— Start Records to process —

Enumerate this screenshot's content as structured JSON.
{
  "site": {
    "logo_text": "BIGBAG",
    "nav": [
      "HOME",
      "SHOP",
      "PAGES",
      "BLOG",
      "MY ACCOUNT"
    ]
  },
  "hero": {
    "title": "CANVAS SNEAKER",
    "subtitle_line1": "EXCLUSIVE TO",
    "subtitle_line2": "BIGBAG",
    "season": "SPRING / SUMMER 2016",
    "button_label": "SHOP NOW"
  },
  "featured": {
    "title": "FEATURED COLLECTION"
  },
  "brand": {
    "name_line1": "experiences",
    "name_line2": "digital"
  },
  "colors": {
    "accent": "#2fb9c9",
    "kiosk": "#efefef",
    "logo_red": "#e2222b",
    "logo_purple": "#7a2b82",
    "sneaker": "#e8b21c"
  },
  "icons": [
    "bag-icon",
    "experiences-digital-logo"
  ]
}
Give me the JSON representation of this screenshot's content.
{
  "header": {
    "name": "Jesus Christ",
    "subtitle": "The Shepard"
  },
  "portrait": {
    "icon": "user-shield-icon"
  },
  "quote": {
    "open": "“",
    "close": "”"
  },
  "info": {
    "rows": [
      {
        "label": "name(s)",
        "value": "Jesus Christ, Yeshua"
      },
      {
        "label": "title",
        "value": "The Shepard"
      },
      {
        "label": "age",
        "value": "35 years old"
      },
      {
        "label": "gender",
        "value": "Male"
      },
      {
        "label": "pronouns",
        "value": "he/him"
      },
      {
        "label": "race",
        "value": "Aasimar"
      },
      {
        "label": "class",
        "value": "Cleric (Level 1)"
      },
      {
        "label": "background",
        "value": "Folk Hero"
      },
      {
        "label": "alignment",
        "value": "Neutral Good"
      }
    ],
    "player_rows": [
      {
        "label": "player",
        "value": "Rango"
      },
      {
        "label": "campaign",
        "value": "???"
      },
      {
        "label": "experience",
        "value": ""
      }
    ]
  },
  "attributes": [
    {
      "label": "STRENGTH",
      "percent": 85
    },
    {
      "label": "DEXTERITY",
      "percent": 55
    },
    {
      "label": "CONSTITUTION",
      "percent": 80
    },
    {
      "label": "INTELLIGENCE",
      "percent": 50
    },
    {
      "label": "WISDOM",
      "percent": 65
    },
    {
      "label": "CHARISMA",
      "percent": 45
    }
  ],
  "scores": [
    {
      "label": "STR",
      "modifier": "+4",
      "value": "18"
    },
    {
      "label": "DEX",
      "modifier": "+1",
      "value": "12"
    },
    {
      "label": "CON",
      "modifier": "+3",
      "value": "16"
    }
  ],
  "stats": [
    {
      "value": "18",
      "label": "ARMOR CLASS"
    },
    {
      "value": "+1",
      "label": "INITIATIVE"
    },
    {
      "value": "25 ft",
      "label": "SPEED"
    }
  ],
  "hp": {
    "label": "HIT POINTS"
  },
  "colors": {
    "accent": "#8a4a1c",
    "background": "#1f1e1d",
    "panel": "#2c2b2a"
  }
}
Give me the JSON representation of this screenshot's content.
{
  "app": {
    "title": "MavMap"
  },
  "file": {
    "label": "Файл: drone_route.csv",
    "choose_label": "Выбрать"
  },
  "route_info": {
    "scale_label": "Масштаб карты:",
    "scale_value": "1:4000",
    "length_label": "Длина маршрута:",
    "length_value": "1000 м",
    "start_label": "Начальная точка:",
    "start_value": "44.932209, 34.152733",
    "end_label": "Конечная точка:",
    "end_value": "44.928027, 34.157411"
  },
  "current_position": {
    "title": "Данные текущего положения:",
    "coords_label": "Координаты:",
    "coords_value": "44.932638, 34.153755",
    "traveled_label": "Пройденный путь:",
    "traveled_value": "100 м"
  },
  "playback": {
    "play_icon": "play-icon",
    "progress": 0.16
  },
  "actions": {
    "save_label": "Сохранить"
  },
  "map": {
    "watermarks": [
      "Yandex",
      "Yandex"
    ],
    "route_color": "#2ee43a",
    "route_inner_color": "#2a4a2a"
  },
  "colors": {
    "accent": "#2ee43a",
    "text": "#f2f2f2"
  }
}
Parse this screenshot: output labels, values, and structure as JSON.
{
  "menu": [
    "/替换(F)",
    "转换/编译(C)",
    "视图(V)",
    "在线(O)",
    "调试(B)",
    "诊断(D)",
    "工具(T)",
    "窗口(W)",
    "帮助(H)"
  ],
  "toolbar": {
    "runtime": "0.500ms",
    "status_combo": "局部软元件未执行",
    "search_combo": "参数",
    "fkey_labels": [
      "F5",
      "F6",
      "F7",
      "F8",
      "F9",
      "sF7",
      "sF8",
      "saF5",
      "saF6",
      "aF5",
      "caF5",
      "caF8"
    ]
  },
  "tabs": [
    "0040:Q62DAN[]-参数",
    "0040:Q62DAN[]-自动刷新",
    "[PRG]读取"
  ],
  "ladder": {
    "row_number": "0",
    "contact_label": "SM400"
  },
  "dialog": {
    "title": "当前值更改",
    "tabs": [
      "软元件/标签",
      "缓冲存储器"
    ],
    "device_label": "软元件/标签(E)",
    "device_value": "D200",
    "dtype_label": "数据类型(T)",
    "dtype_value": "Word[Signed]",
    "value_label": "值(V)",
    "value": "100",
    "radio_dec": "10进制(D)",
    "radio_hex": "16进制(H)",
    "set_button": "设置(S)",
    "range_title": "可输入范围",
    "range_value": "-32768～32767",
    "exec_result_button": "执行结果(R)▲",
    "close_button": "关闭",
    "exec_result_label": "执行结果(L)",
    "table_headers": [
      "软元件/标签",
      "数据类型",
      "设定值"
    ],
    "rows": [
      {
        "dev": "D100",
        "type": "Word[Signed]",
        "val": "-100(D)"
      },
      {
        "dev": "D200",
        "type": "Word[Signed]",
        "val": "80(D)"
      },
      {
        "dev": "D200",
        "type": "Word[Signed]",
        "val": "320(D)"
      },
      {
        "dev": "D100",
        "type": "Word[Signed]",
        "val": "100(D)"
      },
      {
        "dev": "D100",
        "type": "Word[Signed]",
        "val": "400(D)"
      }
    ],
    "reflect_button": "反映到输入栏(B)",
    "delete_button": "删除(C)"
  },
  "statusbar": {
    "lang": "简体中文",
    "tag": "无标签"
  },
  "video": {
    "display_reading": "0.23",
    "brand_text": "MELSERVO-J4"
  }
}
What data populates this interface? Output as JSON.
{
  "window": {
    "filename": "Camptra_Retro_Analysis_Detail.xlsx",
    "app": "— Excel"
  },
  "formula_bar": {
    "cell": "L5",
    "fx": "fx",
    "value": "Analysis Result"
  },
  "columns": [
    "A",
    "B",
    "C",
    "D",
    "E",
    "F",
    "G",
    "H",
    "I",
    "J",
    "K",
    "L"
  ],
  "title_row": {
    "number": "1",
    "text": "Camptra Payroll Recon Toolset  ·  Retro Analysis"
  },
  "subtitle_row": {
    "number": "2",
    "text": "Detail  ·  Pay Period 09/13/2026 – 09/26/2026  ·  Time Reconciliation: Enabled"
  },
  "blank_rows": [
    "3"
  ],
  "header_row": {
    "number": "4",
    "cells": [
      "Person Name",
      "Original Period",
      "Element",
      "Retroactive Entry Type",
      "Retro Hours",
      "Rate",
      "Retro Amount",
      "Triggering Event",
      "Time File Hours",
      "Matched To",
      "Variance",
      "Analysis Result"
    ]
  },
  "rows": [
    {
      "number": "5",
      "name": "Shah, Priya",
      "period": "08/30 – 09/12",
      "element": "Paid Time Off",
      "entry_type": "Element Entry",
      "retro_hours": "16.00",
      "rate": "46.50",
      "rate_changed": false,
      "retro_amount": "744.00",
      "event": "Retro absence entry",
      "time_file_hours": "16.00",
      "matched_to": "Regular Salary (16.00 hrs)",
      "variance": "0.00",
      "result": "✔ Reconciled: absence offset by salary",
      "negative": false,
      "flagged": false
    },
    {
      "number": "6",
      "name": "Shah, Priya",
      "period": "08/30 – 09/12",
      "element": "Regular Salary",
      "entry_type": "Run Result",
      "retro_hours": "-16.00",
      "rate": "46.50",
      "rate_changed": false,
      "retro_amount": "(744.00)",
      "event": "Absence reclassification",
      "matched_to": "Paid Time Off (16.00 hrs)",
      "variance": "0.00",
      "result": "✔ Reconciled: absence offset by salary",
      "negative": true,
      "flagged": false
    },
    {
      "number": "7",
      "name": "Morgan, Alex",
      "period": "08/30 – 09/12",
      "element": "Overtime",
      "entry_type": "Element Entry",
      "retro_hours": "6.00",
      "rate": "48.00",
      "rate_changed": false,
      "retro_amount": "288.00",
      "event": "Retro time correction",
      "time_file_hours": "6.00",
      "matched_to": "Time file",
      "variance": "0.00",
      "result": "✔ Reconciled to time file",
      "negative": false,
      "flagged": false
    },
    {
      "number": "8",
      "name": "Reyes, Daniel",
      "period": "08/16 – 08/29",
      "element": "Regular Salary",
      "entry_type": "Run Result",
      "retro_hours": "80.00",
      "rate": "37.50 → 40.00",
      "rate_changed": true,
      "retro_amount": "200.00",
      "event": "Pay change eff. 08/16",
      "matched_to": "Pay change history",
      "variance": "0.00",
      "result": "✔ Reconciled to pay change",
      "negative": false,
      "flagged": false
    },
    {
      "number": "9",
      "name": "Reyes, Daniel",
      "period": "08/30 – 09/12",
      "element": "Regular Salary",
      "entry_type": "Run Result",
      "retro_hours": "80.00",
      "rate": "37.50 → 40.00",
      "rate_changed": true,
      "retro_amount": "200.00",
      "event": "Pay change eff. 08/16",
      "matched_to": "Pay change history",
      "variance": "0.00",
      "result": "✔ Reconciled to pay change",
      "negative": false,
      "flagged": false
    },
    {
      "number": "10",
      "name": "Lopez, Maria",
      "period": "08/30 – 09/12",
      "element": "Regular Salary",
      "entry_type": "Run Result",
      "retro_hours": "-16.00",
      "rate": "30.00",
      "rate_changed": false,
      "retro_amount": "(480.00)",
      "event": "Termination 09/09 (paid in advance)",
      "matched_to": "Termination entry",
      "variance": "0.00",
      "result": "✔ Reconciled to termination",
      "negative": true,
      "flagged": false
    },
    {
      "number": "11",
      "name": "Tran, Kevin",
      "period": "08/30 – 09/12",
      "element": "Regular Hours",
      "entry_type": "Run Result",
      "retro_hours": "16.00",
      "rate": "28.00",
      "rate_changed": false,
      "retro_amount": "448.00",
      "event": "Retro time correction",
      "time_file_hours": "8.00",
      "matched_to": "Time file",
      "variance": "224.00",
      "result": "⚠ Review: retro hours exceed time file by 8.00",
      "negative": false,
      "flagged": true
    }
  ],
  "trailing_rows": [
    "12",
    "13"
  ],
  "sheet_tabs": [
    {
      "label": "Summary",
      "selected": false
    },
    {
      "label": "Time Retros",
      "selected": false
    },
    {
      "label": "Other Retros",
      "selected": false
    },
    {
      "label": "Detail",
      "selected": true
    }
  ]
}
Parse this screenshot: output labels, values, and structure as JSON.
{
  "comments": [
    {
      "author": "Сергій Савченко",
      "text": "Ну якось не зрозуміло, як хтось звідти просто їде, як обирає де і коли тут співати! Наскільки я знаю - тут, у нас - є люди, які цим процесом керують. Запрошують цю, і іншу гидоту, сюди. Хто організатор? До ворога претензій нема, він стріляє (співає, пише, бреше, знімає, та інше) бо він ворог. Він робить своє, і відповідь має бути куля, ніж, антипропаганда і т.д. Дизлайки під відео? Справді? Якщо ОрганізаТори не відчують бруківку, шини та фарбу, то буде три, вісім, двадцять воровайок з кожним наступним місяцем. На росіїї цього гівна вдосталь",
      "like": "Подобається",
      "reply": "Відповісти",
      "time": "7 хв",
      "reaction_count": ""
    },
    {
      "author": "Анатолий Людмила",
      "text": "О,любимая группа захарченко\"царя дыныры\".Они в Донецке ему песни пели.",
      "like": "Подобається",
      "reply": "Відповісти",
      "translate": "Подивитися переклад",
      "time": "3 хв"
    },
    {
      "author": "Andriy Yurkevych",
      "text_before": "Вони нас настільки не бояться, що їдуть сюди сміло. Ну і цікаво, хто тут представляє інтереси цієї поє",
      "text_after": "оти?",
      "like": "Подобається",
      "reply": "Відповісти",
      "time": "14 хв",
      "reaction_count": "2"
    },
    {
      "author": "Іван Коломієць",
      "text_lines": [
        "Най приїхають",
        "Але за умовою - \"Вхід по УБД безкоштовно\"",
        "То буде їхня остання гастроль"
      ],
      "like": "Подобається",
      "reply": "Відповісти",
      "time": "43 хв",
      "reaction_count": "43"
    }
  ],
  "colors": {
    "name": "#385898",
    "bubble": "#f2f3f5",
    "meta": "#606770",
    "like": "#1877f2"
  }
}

— End Records to process —

◆ **Your instructions**:
Tally up the lines in the preceding listing that contain the string "BIGBAG". Respond with the number and nothing else.

◆ **Response to this task**:
2